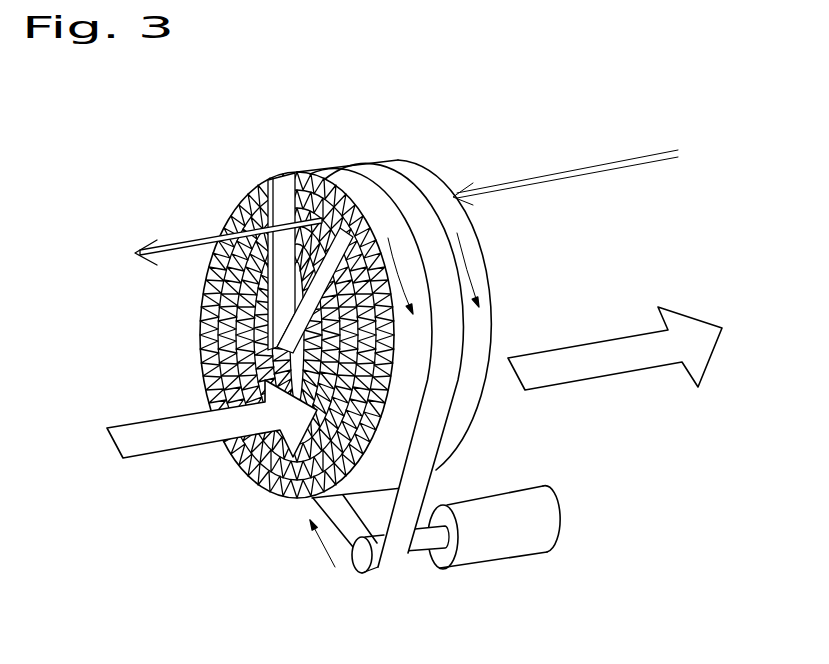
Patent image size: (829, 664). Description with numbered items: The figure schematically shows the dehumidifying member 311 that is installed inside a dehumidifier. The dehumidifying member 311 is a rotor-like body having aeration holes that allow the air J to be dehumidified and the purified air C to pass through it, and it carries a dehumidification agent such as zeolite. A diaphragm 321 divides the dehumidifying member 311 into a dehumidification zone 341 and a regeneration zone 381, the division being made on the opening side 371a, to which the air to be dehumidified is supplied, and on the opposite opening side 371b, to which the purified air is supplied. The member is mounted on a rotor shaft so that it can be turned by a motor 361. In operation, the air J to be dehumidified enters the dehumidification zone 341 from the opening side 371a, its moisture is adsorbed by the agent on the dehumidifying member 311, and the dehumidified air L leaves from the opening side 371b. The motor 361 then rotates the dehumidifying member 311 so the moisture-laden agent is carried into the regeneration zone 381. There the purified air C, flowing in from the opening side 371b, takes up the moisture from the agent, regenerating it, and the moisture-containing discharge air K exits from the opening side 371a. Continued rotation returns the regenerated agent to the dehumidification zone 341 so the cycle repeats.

The dehumidifying member 311 is at (415, 167).
The diaphragm 321 is at (364, 168).
The dehumidification zone 341 is at (243, 465).
The regeneration zone 381 is at (325, 167).
The opening side 371a is at (280, 497).
The opening side 371b is at (477, 437).
The motor 361 is at (507, 535).
The air to be dehumidified J is at (196, 422).
The discharge air K is at (217, 244).
The dehumidified air L is at (625, 348).
The purified air C is at (575, 170).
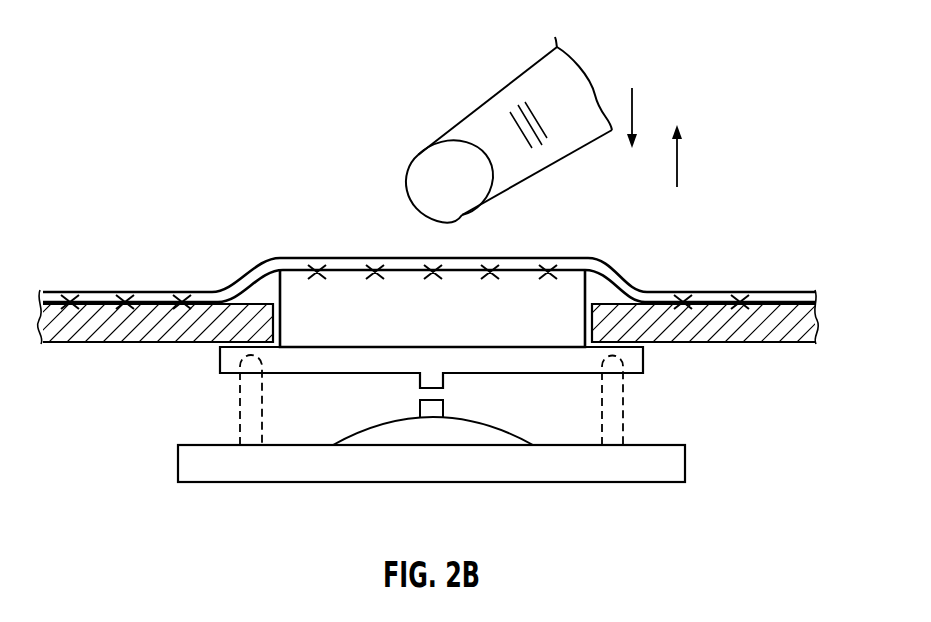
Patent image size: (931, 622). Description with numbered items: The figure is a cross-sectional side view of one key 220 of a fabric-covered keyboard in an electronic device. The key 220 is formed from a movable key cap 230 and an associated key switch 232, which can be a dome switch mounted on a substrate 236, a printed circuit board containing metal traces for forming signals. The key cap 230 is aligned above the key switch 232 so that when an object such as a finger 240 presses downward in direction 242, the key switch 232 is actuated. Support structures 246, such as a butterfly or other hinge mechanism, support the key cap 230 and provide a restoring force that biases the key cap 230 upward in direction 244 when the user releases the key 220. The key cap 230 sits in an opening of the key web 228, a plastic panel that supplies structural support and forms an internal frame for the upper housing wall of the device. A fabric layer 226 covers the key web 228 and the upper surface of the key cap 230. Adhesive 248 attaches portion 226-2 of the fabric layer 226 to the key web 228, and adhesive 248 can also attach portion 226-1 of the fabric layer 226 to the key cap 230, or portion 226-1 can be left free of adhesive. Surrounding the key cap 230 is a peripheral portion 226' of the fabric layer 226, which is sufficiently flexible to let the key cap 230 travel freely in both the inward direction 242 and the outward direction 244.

The key 220 is at (344, 199).
The fabric layer 226 is at (128, 288).
The peripheral portion of fabric layer 226' is at (432, 248).
The portion of fabric layer 226-1 is at (530, 263).
The portion of fabric layer 226-2 is at (795, 293).
The key web 228 is at (97, 338).
The key cap 230 is at (415, 290).
The key switch 232 is at (490, 428).
The substrate 236 is at (638, 465).
The finger 240 is at (505, 88).
The direction 242 is at (632, 113).
The direction 244 is at (677, 160).
The support structures 246 is at (237, 410).
The adhesive 248 is at (182, 298).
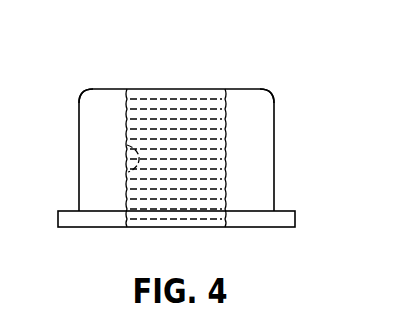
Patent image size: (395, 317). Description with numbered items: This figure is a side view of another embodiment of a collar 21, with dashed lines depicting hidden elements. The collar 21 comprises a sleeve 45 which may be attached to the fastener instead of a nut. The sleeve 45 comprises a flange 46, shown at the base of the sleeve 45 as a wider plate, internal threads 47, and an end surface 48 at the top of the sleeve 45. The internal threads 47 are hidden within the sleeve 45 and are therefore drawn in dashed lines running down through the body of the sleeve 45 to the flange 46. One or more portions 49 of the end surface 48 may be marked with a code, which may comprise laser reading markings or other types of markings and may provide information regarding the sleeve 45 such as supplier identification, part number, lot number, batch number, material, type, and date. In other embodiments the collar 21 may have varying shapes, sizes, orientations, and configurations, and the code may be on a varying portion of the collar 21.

The collar 21 is at (292, 107).
The sleeve 45 is at (275, 145).
The flange 46 is at (286, 211).
The internal threads 47 is at (127, 145).
The end surface 48 is at (175, 89).
The portions of the end surface 49 is at (108, 89).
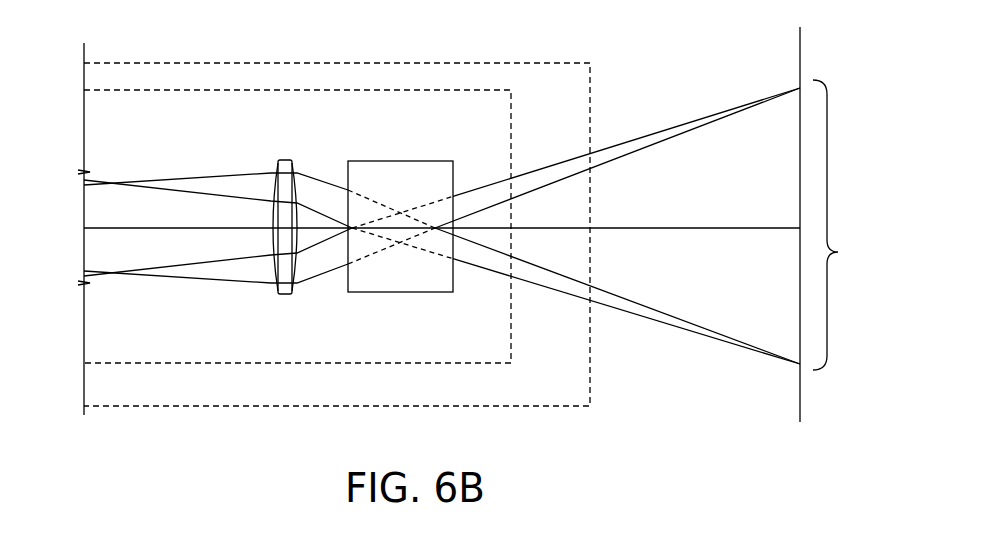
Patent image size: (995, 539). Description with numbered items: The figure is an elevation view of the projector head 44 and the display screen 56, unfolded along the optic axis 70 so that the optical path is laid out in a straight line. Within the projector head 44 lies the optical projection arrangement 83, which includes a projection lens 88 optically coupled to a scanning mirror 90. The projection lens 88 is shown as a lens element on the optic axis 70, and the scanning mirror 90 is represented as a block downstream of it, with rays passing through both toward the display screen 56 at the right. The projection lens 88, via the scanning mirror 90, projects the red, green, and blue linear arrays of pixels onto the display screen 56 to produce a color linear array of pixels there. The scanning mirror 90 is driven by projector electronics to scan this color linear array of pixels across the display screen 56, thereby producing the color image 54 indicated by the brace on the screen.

The projector head 44 is at (447, 407).
The color image 54 is at (846, 225).
The display screen 56 is at (800, 45).
The optic axis 70 is at (632, 227).
The optical projection arrangement 83 is at (513, 345).
The projection lens 88 is at (284, 158).
The scanning mirror 90 is at (443, 160).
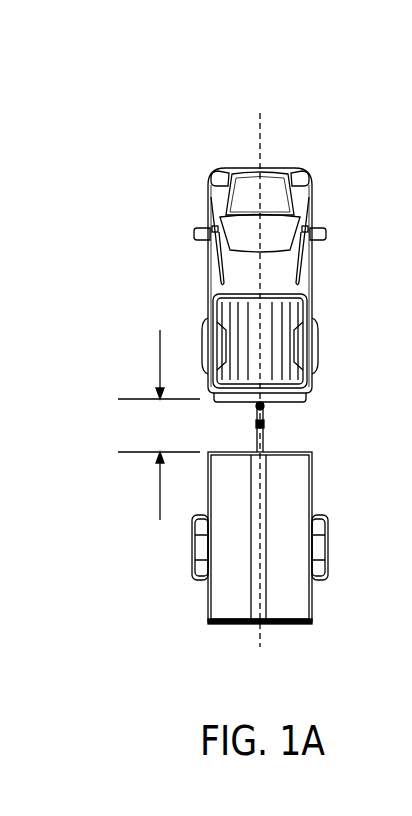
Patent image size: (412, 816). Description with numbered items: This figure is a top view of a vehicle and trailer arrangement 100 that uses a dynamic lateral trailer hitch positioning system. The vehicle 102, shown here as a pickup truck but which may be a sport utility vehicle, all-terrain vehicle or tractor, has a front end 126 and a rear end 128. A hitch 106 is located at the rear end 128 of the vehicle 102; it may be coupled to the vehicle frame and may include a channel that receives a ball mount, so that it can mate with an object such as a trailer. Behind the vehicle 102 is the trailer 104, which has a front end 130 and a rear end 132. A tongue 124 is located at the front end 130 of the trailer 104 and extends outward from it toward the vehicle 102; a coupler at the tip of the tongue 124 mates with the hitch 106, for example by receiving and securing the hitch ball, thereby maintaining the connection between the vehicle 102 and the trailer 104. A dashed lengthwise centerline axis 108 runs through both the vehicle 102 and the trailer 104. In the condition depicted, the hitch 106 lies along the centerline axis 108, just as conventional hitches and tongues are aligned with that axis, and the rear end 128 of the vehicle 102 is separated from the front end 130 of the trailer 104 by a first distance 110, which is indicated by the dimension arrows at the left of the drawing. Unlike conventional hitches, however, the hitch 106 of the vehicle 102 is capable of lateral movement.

The vehicle and trailer system 100 is at (222, 114).
The vehicle 102 is at (273, 250).
The trailer 104 is at (300, 555).
The hitch 106 is at (263, 408).
The centerline axis 108 is at (264, 137).
The first distance 110 is at (160, 352).
The tongue 124 is at (264, 430).
The front end 126 is at (330, 170).
The rear end 128 is at (327, 371).
The front end 130 is at (325, 491).
The rear end 132 is at (324, 626).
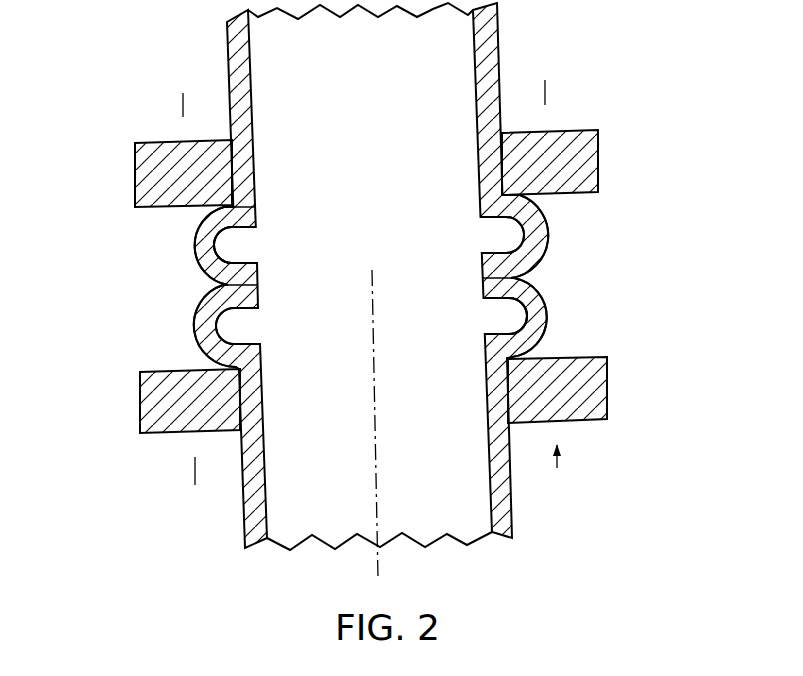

* * * * *

→ YOUR TASK:
Copy every line of the data above word for word, leaving out the pictures.

→ TASK SOLUTION:
Patent image size: (829, 664). Description with numbered items: The figure schematically shows the dehumidifying member 311 that is installed inside a dehumidifier. The dehumidifying member 311 is a rotor-like body having aeration holes that allow the air J to be dehumidified and the purified air C to pass through it, and it carries a dehumidification agent such as zeolite. A diaphragm 321 divides the dehumidifying member 311 into a dehumidification zone 341 and a regeneration zone 381, the division being made on the opening side 371a, to which the air to be dehumidified is supplied, and on the opposite opening side 371b, to which the purified air is supplied. The member is mounted on a rotor shaft so that it can be turned by a motor 361. In operation, the air J to be dehumidified enters the dehumidification zone 341 from the opening side 371a, its moisture is adsorbed by the agent on the dehumidifying member 311, and the dehumidified air L leaves from the opening side 371b. The motor 361 then rotates the dehumidifying member 311 so the moisture-laden agent is carried into the regeneration zone 381. There the purified air C, flowing in from the opening side 371b, takes up the moisture from the agent, regenerating it, and the moisture-containing discharge air K exits from the opening side 371a. Continued rotation returns the regenerated agent to the dehumidification zone 341 so the cycle repeats.

The dehumidifying member 311 is at (415, 167).
The diaphragm 321 is at (364, 168).
The dehumidification zone 341 is at (243, 465).
The regeneration zone 381 is at (325, 167).
The opening side 371a is at (280, 497).
The opening side 371b is at (477, 437).
The motor 361 is at (507, 535).
The air to be dehumidified J is at (196, 422).
The discharge air K is at (217, 244).
The dehumidified air L is at (625, 348).
The purified air C is at (575, 170).
Patent image size: (931, 622). Description with numbered items: The figure is a cross-sectional side view of one key 220 of a fabric-covered keyboard in an electronic device. The key 220 is formed from a movable key cap 230 and an associated key switch 232, which can be a dome switch mounted on a substrate 236, a printed circuit board containing metal traces for forming signals. The key cap 230 is aligned above the key switch 232 so that when an object such as a finger 240 presses downward in direction 242, the key switch 232 is actuated. Support structures 246, such as a butterfly or other hinge mechanism, support the key cap 230 and provide a restoring force that biases the key cap 230 upward in direction 244 when the user releases the key 220. The key cap 230 sits in an opening of the key web 228, a plastic panel that supplies structural support and forms an internal frame for the upper housing wall of the device. A fabric layer 226 covers the key web 228 and the upper surface of the key cap 230. Adhesive 248 attaches portion 226-2 of the fabric layer 226 to the key web 228, and adhesive 248 can also attach portion 226-1 of the fabric layer 226 to the key cap 230, or portion 226-1 can be left free of adhesive. Surrounding the key cap 230 is a peripheral portion 226' of the fabric layer 226, which is sufficiently flexible to let the key cap 230 travel freely in both the inward direction 242 and the outward direction 244.

The key 220 is at (344, 199).
The fabric layer 226 is at (128, 288).
The peripheral portion of fabric layer 226' is at (432, 248).
The portion of fabric layer 226-1 is at (530, 263).
The portion of fabric layer 226-2 is at (795, 293).
The key web 228 is at (97, 338).
The key cap 230 is at (415, 290).
The key switch 232 is at (490, 428).
The substrate 236 is at (638, 465).
The finger 240 is at (505, 88).
The direction 242 is at (632, 113).
The direction 244 is at (677, 160).
The support structures 246 is at (237, 410).
The adhesive 248 is at (182, 298).
Patent image size: (395, 317). Description with numbered items: This figure is a side view of another embodiment of a collar 21, with dashed lines depicting hidden elements. The collar 21 comprises a sleeve 45 which may be attached to the fastener instead of a nut. The sleeve 45 comprises a flange 46, shown at the base of the sleeve 45 as a wider plate, internal threads 47, and an end surface 48 at the top of the sleeve 45. The internal threads 47 are hidden within the sleeve 45 and are therefore drawn in dashed lines running down through the body of the sleeve 45 to the flange 46. One or more portions 49 of the end surface 48 may be marked with a code, which may comprise laser reading markings or other types of markings and may provide information regarding the sleeve 45 such as supplier identification, part number, lot number, batch number, material, type, and date. In other embodiments the collar 21 may have varying shapes, sizes, orientations, and configurations, and the code may be on a varying portion of the collar 21.

The collar 21 is at (292, 107).
The sleeve 45 is at (275, 145).
The flange 46 is at (286, 211).
The internal threads 47 is at (127, 145).
The end surface 48 is at (175, 89).
The portions of the end surface 49 is at (108, 89).
Patent image size: (995, 539). Description with numbered items: The figure is an elevation view of the projector head 44 and the display screen 56, unfolded along the optic axis 70 so that the optical path is laid out in a straight line. Within the projector head 44 lies the optical projection arrangement 83, which includes a projection lens 88 optically coupled to a scanning mirror 90. The projection lens 88 is shown as a lens element on the optic axis 70, and the scanning mirror 90 is represented as a block downstream of it, with rays passing through both toward the display screen 56 at the right. The projection lens 88, via the scanning mirror 90, projects the red, green, and blue linear arrays of pixels onto the display screen 56 to produce a color linear array of pixels there. The scanning mirror 90 is driven by projector electronics to scan this color linear array of pixels across the display screen 56, thereby producing the color image 54 indicated by the brace on the screen.

The projector head 44 is at (447, 407).
The color image 54 is at (846, 225).
The display screen 56 is at (800, 45).
The optic axis 70 is at (632, 227).
The optical projection arrangement 83 is at (513, 345).
The projection lens 88 is at (284, 158).
The scanning mirror 90 is at (443, 160).
Patent image size: (412, 816). Description with numbered items: This figure is a top view of a vehicle and trailer arrangement 100 that uses a dynamic lateral trailer hitch positioning system. The vehicle 102, shown here as a pickup truck but which may be a sport utility vehicle, all-terrain vehicle or tractor, has a front end 126 and a rear end 128. A hitch 106 is located at the rear end 128 of the vehicle 102; it may be coupled to the vehicle frame and may include a channel that receives a ball mount, so that it can mate with an object such as a trailer. Behind the vehicle 102 is the trailer 104, which has a front end 130 and a rear end 132. A tongue 124 is located at the front end 130 of the trailer 104 and extends outward from it toward the vehicle 102; a coupler at the tip of the tongue 124 mates with the hitch 106, for example by receiving and securing the hitch ball, thereby maintaining the connection between the vehicle 102 and the trailer 104. A dashed lengthwise centerline axis 108 runs through both the vehicle 102 and the trailer 104. In the condition depicted, the hitch 106 lies along the centerline axis 108, just as conventional hitches and tongues are aligned with that axis, and the rear end 128 of the vehicle 102 is separated from the front end 130 of the trailer 104 by a first distance 110, which is indicated by the dimension arrows at the left of the drawing. Unlike conventional hitches, however, the hitch 106 of the vehicle 102 is capable of lateral movement.

The vehicle and trailer system 100 is at (222, 114).
The vehicle 102 is at (273, 250).
The trailer 104 is at (300, 555).
The hitch 106 is at (263, 408).
The centerline axis 108 is at (264, 137).
The first distance 110 is at (160, 352).
The tongue 124 is at (264, 430).
The front end 126 is at (330, 170).
The rear end 128 is at (327, 371).
The front end 130 is at (325, 491).
The rear end 132 is at (324, 626).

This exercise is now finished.